[Excerpts from a figure dataset]
■ ■ ■ ■

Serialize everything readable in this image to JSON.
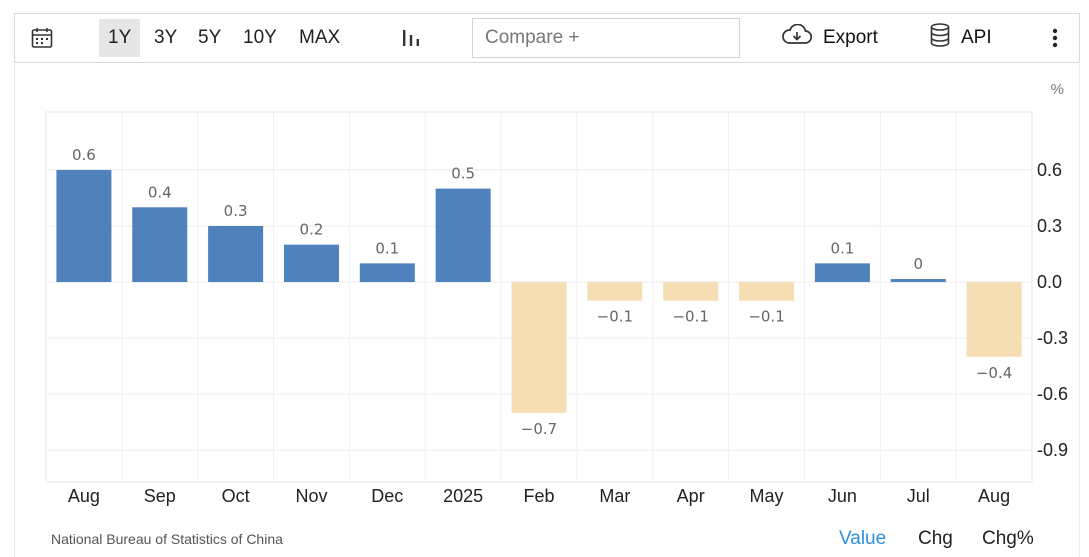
{
  "toolbar": {
    "ranges": [
      "1Y",
      "3Y",
      "5Y",
      "10Y",
      "MAX"
    ],
    "active_range": "1Y",
    "compare_placeholder": "Compare +",
    "export_label": "Export",
    "api_label": "API",
    "icons": {
      "calendar": "calendar-icon",
      "bars": "bar-chart-icon",
      "export": "cloud-download-icon",
      "api": "database-icon",
      "more": "more-vertical-icon"
    }
  },
  "chart_data": {
    "type": "bar",
    "categories": [
      "Aug",
      "Sep",
      "Oct",
      "Nov",
      "Dec",
      "2025",
      "Feb",
      "Mar",
      "Apr",
      "May",
      "Jun",
      "Jul",
      "Aug"
    ],
    "values": [
      0.6,
      0.4,
      0.3,
      0.2,
      0.1,
      0.5,
      -0.7,
      -0.1,
      -0.1,
      -0.1,
      0.1,
      0.0,
      -0.4
    ],
    "value_labels": [
      "0.6",
      "0.4",
      "0.3",
      "0.2",
      "0.1",
      "0.5",
      "−0.7",
      "−0.1",
      "−0.1",
      "−0.1",
      "0.1",
      "0",
      "−0.4"
    ],
    "unit_label": "%",
    "yticks": [
      0.6,
      0.3,
      0.0,
      -0.3,
      -0.6,
      -0.9
    ],
    "ytick_labels": [
      "0.6",
      "0.3",
      "0.0",
      "-0.3",
      "-0.6",
      "-0.9"
    ],
    "ylim": [
      -1.07,
      0.91
    ],
    "colors": {
      "positive": "#4f81bd",
      "negative": "#f5deb3"
    },
    "grid": true,
    "yaxis_side": "right"
  },
  "footer": {
    "source": "National Bureau of Statistics of China",
    "modes": [
      "Value",
      "Chg",
      "Chg%"
    ],
    "active_mode": "Value"
  }
}
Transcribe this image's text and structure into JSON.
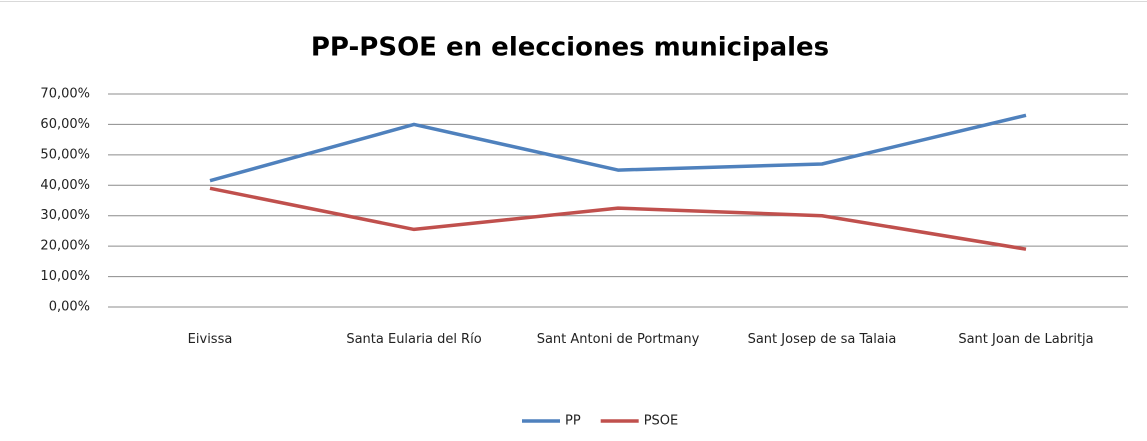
{
  "chart_data": {
    "type": "line",
    "title": "PP-PSOE en elecciones municipales",
    "categories": [
      "Eivissa",
      "Santa Eularia del Río",
      "Sant Antoni de Portmany",
      "Sant Josep de sa Talaia",
      "Sant Joan de Labritja"
    ],
    "series": [
      {
        "name": "PP",
        "color": "#4f81bd",
        "values": [
          41.5,
          60,
          45,
          47,
          63
        ]
      },
      {
        "name": "PSOE",
        "color": "#c0504d",
        "values": [
          39,
          25.5,
          32.5,
          30,
          19
        ]
      }
    ],
    "ylim": [
      0,
      70
    ],
    "yticks": [
      {
        "value": 0,
        "label": "0,00%"
      },
      {
        "value": 10,
        "label": "10,00%"
      },
      {
        "value": 20,
        "label": "20,00%"
      },
      {
        "value": 30,
        "label": "30,00%"
      },
      {
        "value": 40,
        "label": "40,00%"
      },
      {
        "value": 50,
        "label": "50,00%"
      },
      {
        "value": 60,
        "label": "60,00%"
      },
      {
        "value": 70,
        "label": "70,00%"
      }
    ],
    "grid": true,
    "legend": "bottom"
  }
}
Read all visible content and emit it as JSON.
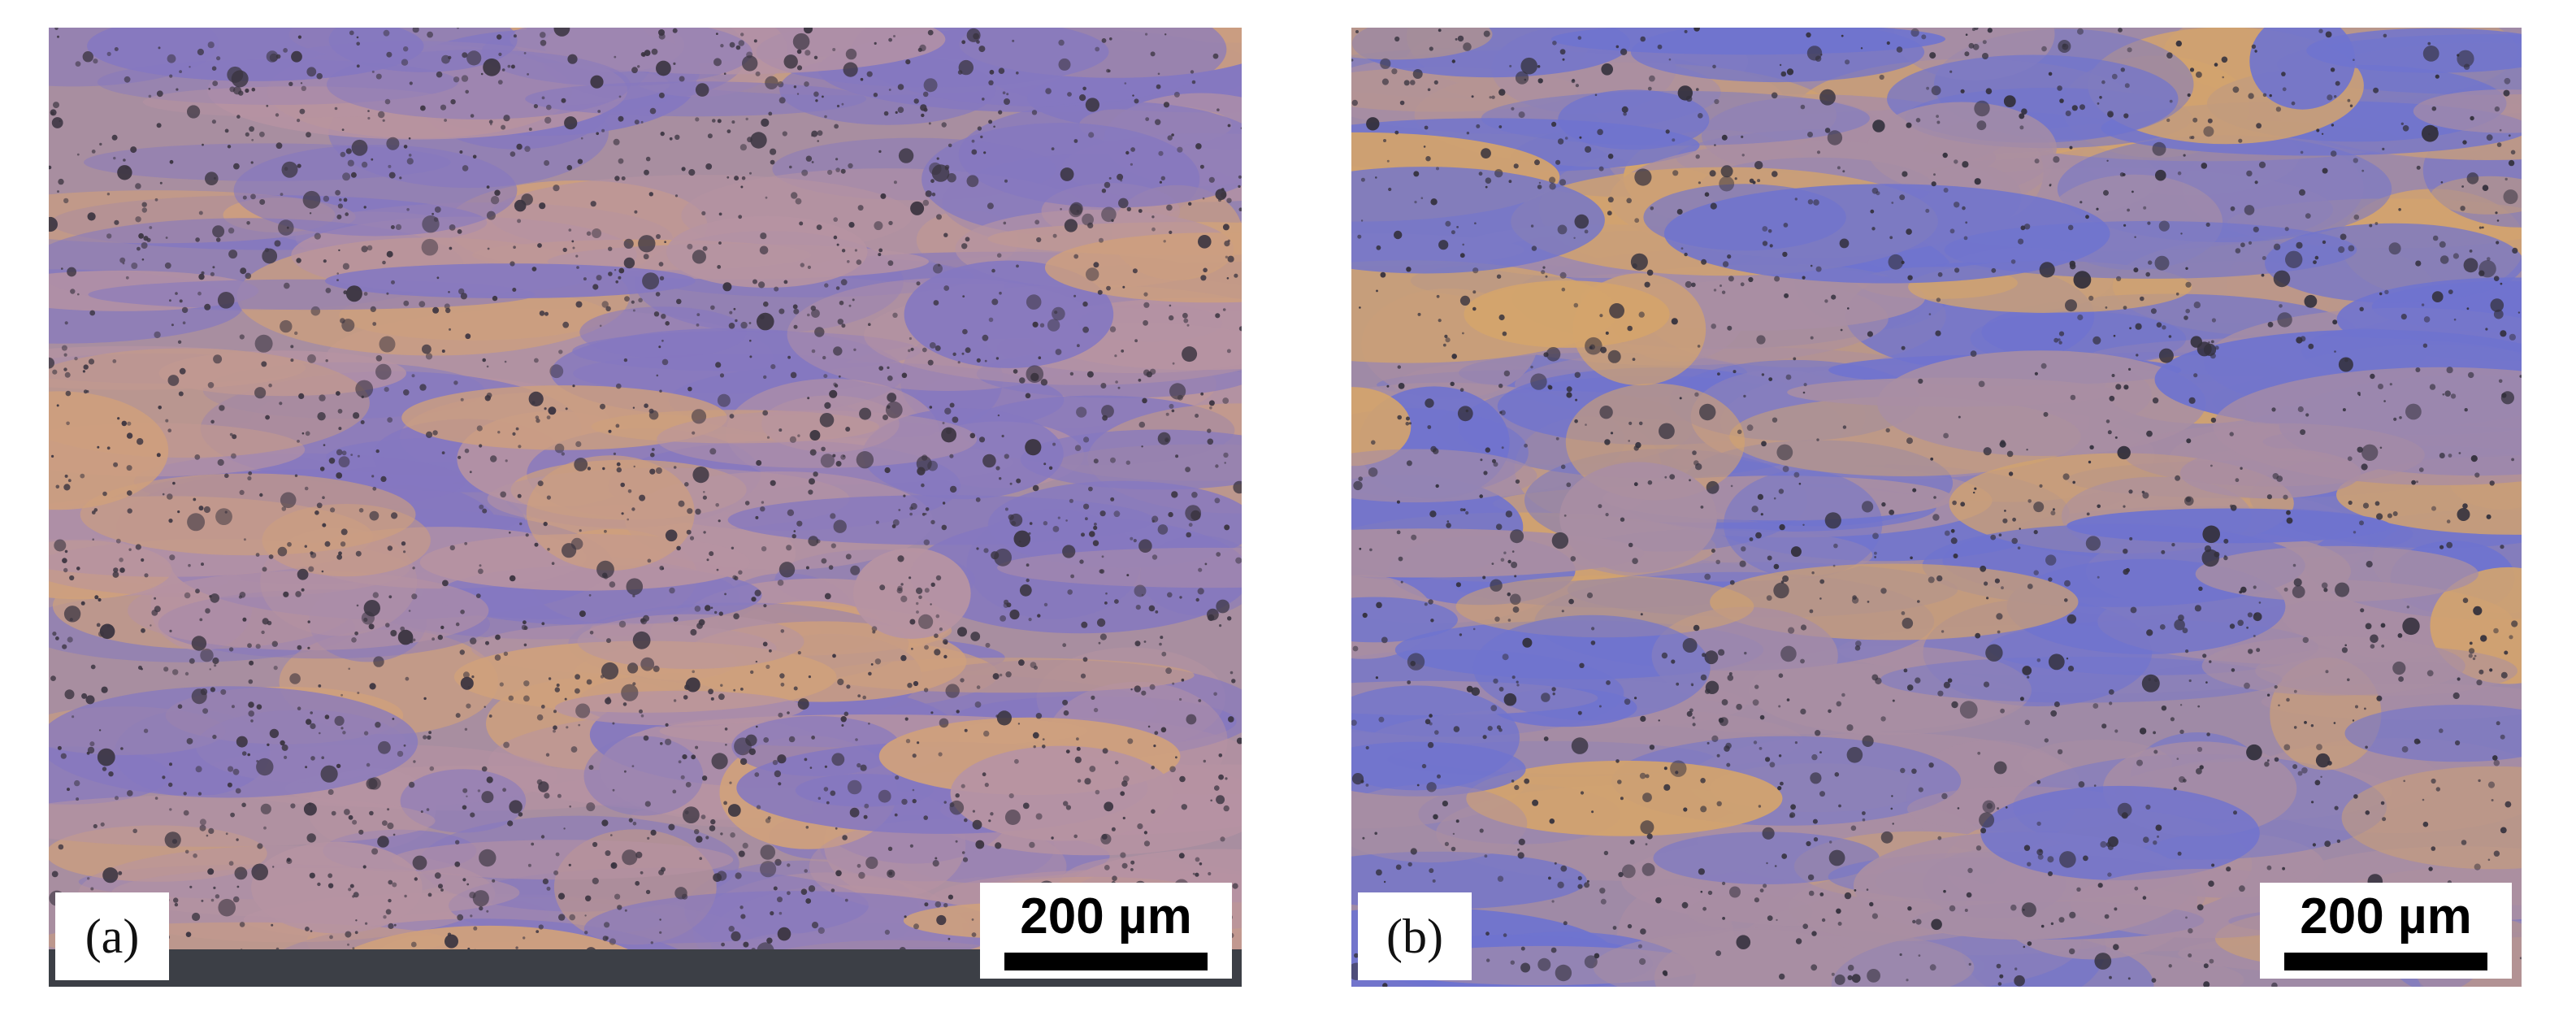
{
  "panels": [
    {
      "label": "(a)",
      "scale_bar": "200 µm",
      "colors": {
        "base": "#a88ea0",
        "pink": "#b693a2",
        "blue": "#8578c0",
        "orange": "#cfa07c",
        "pore": "#3a3440",
        "substrate": "#3c3f46"
      }
    },
    {
      "label": "(b)",
      "scale_bar": "200 µm",
      "colors": {
        "base": "#9f8aa6",
        "pink": "#a98ea3",
        "blue": "#6f73cf",
        "orange": "#d4a46c",
        "pore": "#33303c"
      }
    }
  ]
}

■ ■ ■ ■

Repeat all of the data above word for word, minus the pictures.

The response:
Serialize everything readable in this image to JSON.
{
  "toolbar": {
    "ranges": [
      "1Y",
      "3Y",
      "5Y",
      "10Y",
      "MAX"
    ],
    "active_range": "1Y",
    "compare_placeholder": "Compare +",
    "export_label": "Export",
    "api_label": "API",
    "icons": {
      "calendar": "calendar-icon",
      "bars": "bar-chart-icon",
      "export": "cloud-download-icon",
      "api": "database-icon",
      "more": "more-vertical-icon"
    }
  },
  "chart_data": {
    "type": "bar",
    "categories": [
      "Aug",
      "Sep",
      "Oct",
      "Nov",
      "Dec",
      "2025",
      "Feb",
      "Mar",
      "Apr",
      "May",
      "Jun",
      "Jul",
      "Aug"
    ],
    "values": [
      0.6,
      0.4,
      0.3,
      0.2,
      0.1,
      0.5,
      -0.7,
      -0.1,
      -0.1,
      -0.1,
      0.1,
      0.0,
      -0.4
    ],
    "value_labels": [
      "0.6",
      "0.4",
      "0.3",
      "0.2",
      "0.1",
      "0.5",
      "−0.7",
      "−0.1",
      "−0.1",
      "−0.1",
      "0.1",
      "0",
      "−0.4"
    ],
    "unit_label": "%",
    "yticks": [
      0.6,
      0.3,
      0.0,
      -0.3,
      -0.6,
      -0.9
    ],
    "ytick_labels": [
      "0.6",
      "0.3",
      "0.0",
      "-0.3",
      "-0.6",
      "-0.9"
    ],
    "ylim": [
      -1.07,
      0.91
    ],
    "colors": {
      "positive": "#4f81bd",
      "negative": "#f5deb3"
    },
    "grid": true,
    "yaxis_side": "right"
  },
  "footer": {
    "source": "National Bureau of Statistics of China",
    "modes": [
      "Value",
      "Chg",
      "Chg%"
    ],
    "active_mode": "Value"
  }
}
Transcribe this image's text and structure into JSON.
{
  "chart_data": {
    "type": "line",
    "title": "PP-PSOE en elecciones municipales",
    "categories": [
      "Eivissa",
      "Santa Eularia del Río",
      "Sant Antoni de Portmany",
      "Sant Josep de sa Talaia",
      "Sant Joan de Labritja"
    ],
    "series": [
      {
        "name": "PP",
        "color": "#4f81bd",
        "values": [
          41.5,
          60,
          45,
          47,
          63
        ]
      },
      {
        "name": "PSOE",
        "color": "#c0504d",
        "values": [
          39,
          25.5,
          32.5,
          30,
          19
        ]
      }
    ],
    "ylim": [
      0,
      70
    ],
    "yticks": [
      {
        "value": 0,
        "label": "0,00%"
      },
      {
        "value": 10,
        "label": "10,00%"
      },
      {
        "value": 20,
        "label": "20,00%"
      },
      {
        "value": 30,
        "label": "30,00%"
      },
      {
        "value": 40,
        "label": "40,00%"
      },
      {
        "value": 50,
        "label": "50,00%"
      },
      {
        "value": 60,
        "label": "60,00%"
      },
      {
        "value": 70,
        "label": "70,00%"
      }
    ],
    "grid": true,
    "legend": "bottom"
  }
}
Read all visible content and emit it as JSON.
{
  "panels": [
    {
      "label": "(a)",
      "scale_bar": "200 µm",
      "colors": {
        "base": "#a88ea0",
        "pink": "#b693a2",
        "blue": "#8578c0",
        "orange": "#cfa07c",
        "pore": "#3a3440",
        "substrate": "#3c3f46"
      }
    },
    {
      "label": "(b)",
      "scale_bar": "200 µm",
      "colors": {
        "base": "#9f8aa6",
        "pink": "#a98ea3",
        "blue": "#6f73cf",
        "orange": "#d4a46c",
        "pore": "#33303c"
      }
    }
  ]
}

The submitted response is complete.